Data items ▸
---+---

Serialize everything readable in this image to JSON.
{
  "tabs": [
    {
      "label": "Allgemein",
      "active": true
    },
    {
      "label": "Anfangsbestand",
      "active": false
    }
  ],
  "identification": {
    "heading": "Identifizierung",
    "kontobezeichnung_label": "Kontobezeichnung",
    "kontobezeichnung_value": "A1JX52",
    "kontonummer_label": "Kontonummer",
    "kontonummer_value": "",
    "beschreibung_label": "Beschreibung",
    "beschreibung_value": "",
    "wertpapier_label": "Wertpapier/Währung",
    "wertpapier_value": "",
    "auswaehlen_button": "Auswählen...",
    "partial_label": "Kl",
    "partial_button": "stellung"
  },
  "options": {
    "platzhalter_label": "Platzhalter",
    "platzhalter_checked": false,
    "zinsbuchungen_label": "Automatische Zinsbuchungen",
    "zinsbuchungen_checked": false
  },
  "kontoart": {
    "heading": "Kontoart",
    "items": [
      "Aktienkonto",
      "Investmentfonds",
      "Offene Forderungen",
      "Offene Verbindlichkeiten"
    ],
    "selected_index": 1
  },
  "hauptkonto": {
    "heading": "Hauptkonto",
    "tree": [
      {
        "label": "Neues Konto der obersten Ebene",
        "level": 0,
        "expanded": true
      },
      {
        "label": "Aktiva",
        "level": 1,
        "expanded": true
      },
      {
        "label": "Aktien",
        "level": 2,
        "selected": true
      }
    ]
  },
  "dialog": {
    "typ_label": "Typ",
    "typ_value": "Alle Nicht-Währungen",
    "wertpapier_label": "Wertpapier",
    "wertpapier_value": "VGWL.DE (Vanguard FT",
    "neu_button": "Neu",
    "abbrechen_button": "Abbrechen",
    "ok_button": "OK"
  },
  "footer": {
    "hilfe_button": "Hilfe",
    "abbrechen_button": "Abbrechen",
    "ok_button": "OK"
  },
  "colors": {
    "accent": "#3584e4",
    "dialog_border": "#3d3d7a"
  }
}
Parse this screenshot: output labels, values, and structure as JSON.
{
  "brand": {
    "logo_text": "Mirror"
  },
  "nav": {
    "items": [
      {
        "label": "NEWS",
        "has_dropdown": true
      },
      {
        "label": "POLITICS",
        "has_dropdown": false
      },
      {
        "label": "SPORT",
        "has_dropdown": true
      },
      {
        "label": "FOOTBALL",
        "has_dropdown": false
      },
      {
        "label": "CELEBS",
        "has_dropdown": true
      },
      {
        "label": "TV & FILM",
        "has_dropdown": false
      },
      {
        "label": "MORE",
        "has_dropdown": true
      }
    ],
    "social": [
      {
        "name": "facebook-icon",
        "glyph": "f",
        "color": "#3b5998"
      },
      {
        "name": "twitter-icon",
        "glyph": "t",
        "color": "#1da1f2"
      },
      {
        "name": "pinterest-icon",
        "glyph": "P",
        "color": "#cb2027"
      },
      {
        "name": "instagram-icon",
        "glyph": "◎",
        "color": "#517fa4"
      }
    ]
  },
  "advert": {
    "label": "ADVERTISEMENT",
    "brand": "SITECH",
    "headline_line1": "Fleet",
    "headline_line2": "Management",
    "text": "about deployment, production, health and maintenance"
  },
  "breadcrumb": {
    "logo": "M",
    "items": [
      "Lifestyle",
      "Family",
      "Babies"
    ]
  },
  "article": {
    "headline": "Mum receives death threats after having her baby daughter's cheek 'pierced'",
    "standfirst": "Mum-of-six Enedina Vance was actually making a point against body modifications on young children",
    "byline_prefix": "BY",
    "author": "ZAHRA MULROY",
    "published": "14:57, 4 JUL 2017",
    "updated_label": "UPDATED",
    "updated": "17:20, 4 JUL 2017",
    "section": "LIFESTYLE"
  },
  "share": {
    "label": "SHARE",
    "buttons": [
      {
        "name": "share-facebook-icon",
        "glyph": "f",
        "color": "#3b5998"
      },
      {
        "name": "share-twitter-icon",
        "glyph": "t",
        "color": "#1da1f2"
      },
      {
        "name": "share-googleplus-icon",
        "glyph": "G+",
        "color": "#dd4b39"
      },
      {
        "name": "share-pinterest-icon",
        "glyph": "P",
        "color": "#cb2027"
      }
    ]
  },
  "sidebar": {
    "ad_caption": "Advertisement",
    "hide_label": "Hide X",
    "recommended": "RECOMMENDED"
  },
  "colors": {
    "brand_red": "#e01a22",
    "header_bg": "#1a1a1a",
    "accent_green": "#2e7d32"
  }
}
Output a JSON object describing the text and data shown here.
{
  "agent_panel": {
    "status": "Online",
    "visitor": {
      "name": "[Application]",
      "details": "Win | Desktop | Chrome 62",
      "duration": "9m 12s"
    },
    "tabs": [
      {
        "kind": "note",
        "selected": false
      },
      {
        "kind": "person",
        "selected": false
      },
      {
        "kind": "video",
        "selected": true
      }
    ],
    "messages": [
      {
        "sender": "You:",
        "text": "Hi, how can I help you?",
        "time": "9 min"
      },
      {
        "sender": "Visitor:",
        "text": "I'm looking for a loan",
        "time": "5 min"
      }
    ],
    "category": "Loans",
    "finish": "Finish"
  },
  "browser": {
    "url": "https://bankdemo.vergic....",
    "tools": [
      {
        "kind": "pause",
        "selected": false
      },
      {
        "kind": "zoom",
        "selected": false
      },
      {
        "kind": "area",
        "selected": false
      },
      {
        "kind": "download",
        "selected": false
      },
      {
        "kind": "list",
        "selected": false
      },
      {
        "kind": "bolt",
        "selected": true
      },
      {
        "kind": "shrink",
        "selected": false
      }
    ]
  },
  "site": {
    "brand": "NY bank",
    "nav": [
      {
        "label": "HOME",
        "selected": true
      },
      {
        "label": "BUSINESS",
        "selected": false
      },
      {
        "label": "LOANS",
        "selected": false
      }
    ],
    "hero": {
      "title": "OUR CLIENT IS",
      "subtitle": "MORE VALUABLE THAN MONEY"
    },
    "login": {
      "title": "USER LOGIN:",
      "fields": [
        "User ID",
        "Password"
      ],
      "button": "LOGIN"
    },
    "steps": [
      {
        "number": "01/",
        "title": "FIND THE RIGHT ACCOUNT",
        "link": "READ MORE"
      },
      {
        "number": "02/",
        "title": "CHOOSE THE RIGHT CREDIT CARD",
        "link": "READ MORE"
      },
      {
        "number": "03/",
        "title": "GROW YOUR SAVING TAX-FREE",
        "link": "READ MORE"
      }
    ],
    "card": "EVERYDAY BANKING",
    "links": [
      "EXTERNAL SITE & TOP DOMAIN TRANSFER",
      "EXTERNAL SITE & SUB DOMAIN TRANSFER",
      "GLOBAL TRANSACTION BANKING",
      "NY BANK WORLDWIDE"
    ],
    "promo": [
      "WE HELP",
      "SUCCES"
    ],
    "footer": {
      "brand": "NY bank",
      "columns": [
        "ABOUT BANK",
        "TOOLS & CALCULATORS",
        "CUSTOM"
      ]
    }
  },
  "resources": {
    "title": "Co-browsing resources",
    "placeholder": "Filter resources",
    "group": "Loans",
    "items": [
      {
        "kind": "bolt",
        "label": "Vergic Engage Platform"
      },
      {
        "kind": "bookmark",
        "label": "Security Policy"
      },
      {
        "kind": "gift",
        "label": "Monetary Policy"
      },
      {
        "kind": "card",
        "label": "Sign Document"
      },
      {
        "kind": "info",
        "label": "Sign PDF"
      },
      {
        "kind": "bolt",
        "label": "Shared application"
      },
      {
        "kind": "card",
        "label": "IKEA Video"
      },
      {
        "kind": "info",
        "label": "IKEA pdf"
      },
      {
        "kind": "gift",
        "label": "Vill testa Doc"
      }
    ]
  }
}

---+---

REQUIREMENT ▸ Reproduce the listing above word for word.

RESULT OF THIS TASK ▸
Serialize everything readable in this image to JSON.
{
  "tabs": [
    {
      "label": "Allgemein",
      "active": true
    },
    {
      "label": "Anfangsbestand",
      "active": false
    }
  ],
  "identification": {
    "heading": "Identifizierung",
    "kontobezeichnung_label": "Kontobezeichnung",
    "kontobezeichnung_value": "A1JX52",
    "kontonummer_label": "Kontonummer",
    "kontonummer_value": "",
    "beschreibung_label": "Beschreibung",
    "beschreibung_value": "",
    "wertpapier_label": "Wertpapier/Währung",
    "wertpapier_value": "",
    "auswaehlen_button": "Auswählen...",
    "partial_label": "Kl",
    "partial_button": "stellung"
  },
  "options": {
    "platzhalter_label": "Platzhalter",
    "platzhalter_checked": false,
    "zinsbuchungen_label": "Automatische Zinsbuchungen",
    "zinsbuchungen_checked": false
  },
  "kontoart": {
    "heading": "Kontoart",
    "items": [
      "Aktienkonto",
      "Investmentfonds",
      "Offene Forderungen",
      "Offene Verbindlichkeiten"
    ],
    "selected_index": 1
  },
  "hauptkonto": {
    "heading": "Hauptkonto",
    "tree": [
      {
        "label": "Neues Konto der obersten Ebene",
        "level": 0,
        "expanded": true
      },
      {
        "label": "Aktiva",
        "level": 1,
        "expanded": true
      },
      {
        "label": "Aktien",
        "level": 2,
        "selected": true
      }
    ]
  },
  "dialog": {
    "typ_label": "Typ",
    "typ_value": "Alle Nicht-Währungen",
    "wertpapier_label": "Wertpapier",
    "wertpapier_value": "VGWL.DE (Vanguard FT",
    "neu_button": "Neu",
    "abbrechen_button": "Abbrechen",
    "ok_button": "OK"
  },
  "footer": {
    "hilfe_button": "Hilfe",
    "abbrechen_button": "Abbrechen",
    "ok_button": "OK"
  },
  "colors": {
    "accent": "#3584e4",
    "dialog_border": "#3d3d7a"
  }
}
Parse this screenshot: output labels, values, and structure as JSON.
{
  "brand": {
    "logo_text": "Mirror"
  },
  "nav": {
    "items": [
      {
        "label": "NEWS",
        "has_dropdown": true
      },
      {
        "label": "POLITICS",
        "has_dropdown": false
      },
      {
        "label": "SPORT",
        "has_dropdown": true
      },
      {
        "label": "FOOTBALL",
        "has_dropdown": false
      },
      {
        "label": "CELEBS",
        "has_dropdown": true
      },
      {
        "label": "TV & FILM",
        "has_dropdown": false
      },
      {
        "label": "MORE",
        "has_dropdown": true
      }
    ],
    "social": [
      {
        "name": "facebook-icon",
        "glyph": "f",
        "color": "#3b5998"
      },
      {
        "name": "twitter-icon",
        "glyph": "t",
        "color": "#1da1f2"
      },
      {
        "name": "pinterest-icon",
        "glyph": "P",
        "color": "#cb2027"
      },
      {
        "name": "instagram-icon",
        "glyph": "◎",
        "color": "#517fa4"
      }
    ]
  },
  "advert": {
    "label": "ADVERTISEMENT",
    "brand": "SITECH",
    "headline_line1": "Fleet",
    "headline_line2": "Management",
    "text": "about deployment, production, health and maintenance"
  },
  "breadcrumb": {
    "logo": "M",
    "items": [
      "Lifestyle",
      "Family",
      "Babies"
    ]
  },
  "article": {
    "headline": "Mum receives death threats after having her baby daughter's cheek 'pierced'",
    "standfirst": "Mum-of-six Enedina Vance was actually making a point against body modifications on young children",
    "byline_prefix": "BY",
    "author": "ZAHRA MULROY",
    "published": "14:57, 4 JUL 2017",
    "updated_label": "UPDATED",
    "updated": "17:20, 4 JUL 2017",
    "section": "LIFESTYLE"
  },
  "share": {
    "label": "SHARE",
    "buttons": [
      {
        "name": "share-facebook-icon",
        "glyph": "f",
        "color": "#3b5998"
      },
      {
        "name": "share-twitter-icon",
        "glyph": "t",
        "color": "#1da1f2"
      },
      {
        "name": "share-googleplus-icon",
        "glyph": "G+",
        "color": "#dd4b39"
      },
      {
        "name": "share-pinterest-icon",
        "glyph": "P",
        "color": "#cb2027"
      }
    ]
  },
  "sidebar": {
    "ad_caption": "Advertisement",
    "hide_label": "Hide X",
    "recommended": "RECOMMENDED"
  },
  "colors": {
    "brand_red": "#e01a22",
    "header_bg": "#1a1a1a",
    "accent_green": "#2e7d32"
  }
}
Output a JSON object describing the text and data shown here.
{
  "agent_panel": {
    "status": "Online",
    "visitor": {
      "name": "[Application]",
      "details": "Win | Desktop | Chrome 62",
      "duration": "9m 12s"
    },
    "tabs": [
      {
        "kind": "note",
        "selected": false
      },
      {
        "kind": "person",
        "selected": false
      },
      {
        "kind": "video",
        "selected": true
      }
    ],
    "messages": [
      {
        "sender": "You:",
        "text": "Hi, how can I help you?",
        "time": "9 min"
      },
      {
        "sender": "Visitor:",
        "text": "I'm looking for a loan",
        "time": "5 min"
      }
    ],
    "category": "Loans",
    "finish": "Finish"
  },
  "browser": {
    "url": "https://bankdemo.vergic....",
    "tools": [
      {
        "kind": "pause",
        "selected": false
      },
      {
        "kind": "zoom",
        "selected": false
      },
      {
        "kind": "area",
        "selected": false
      },
      {
        "kind": "download",
        "selected": false
      },
      {
        "kind": "list",
        "selected": false
      },
      {
        "kind": "bolt",
        "selected": true
      },
      {
        "kind": "shrink",
        "selected": false
      }
    ]
  },
  "site": {
    "brand": "NY bank",
    "nav": [
      {
        "label": "HOME",
        "selected": true
      },
      {
        "label": "BUSINESS",
        "selected": false
      },
      {
        "label": "LOANS",
        "selected": false
      }
    ],
    "hero": {
      "title": "OUR CLIENT IS",
      "subtitle": "MORE VALUABLE THAN MONEY"
    },
    "login": {
      "title": "USER LOGIN:",
      "fields": [
        "User ID",
        "Password"
      ],
      "button": "LOGIN"
    },
    "steps": [
      {
        "number": "01/",
        "title": "FIND THE RIGHT ACCOUNT",
        "link": "READ MORE"
      },
      {
        "number": "02/",
        "title": "CHOOSE THE RIGHT CREDIT CARD",
        "link": "READ MORE"
      },
      {
        "number": "03/",
        "title": "GROW YOUR SAVING TAX-FREE",
        "link": "READ MORE"
      }
    ],
    "card": "EVERYDAY BANKING",
    "links": [
      "EXTERNAL SITE & TOP DOMAIN TRANSFER",
      "EXTERNAL SITE & SUB DOMAIN TRANSFER",
      "GLOBAL TRANSACTION BANKING",
      "NY BANK WORLDWIDE"
    ],
    "promo": [
      "WE HELP",
      "SUCCES"
    ],
    "footer": {
      "brand": "NY bank",
      "columns": [
        "ABOUT BANK",
        "TOOLS & CALCULATORS",
        "CUSTOM"
      ]
    }
  },
  "resources": {
    "title": "Co-browsing resources",
    "placeholder": "Filter resources",
    "group": "Loans",
    "items": [
      {
        "kind": "bolt",
        "label": "Vergic Engage Platform"
      },
      {
        "kind": "bookmark",
        "label": "Security Policy"
      },
      {
        "kind": "gift",
        "label": "Monetary Policy"
      },
      {
        "kind": "card",
        "label": "Sign Document"
      },
      {
        "kind": "info",
        "label": "Sign PDF"
      },
      {
        "kind": "bolt",
        "label": "Shared application"
      },
      {
        "kind": "card",
        "label": "IKEA Video"
      },
      {
        "kind": "info",
        "label": "IKEA pdf"
      },
      {
        "kind": "gift",
        "label": "Vill testa Doc"
      }
    ]
  }
}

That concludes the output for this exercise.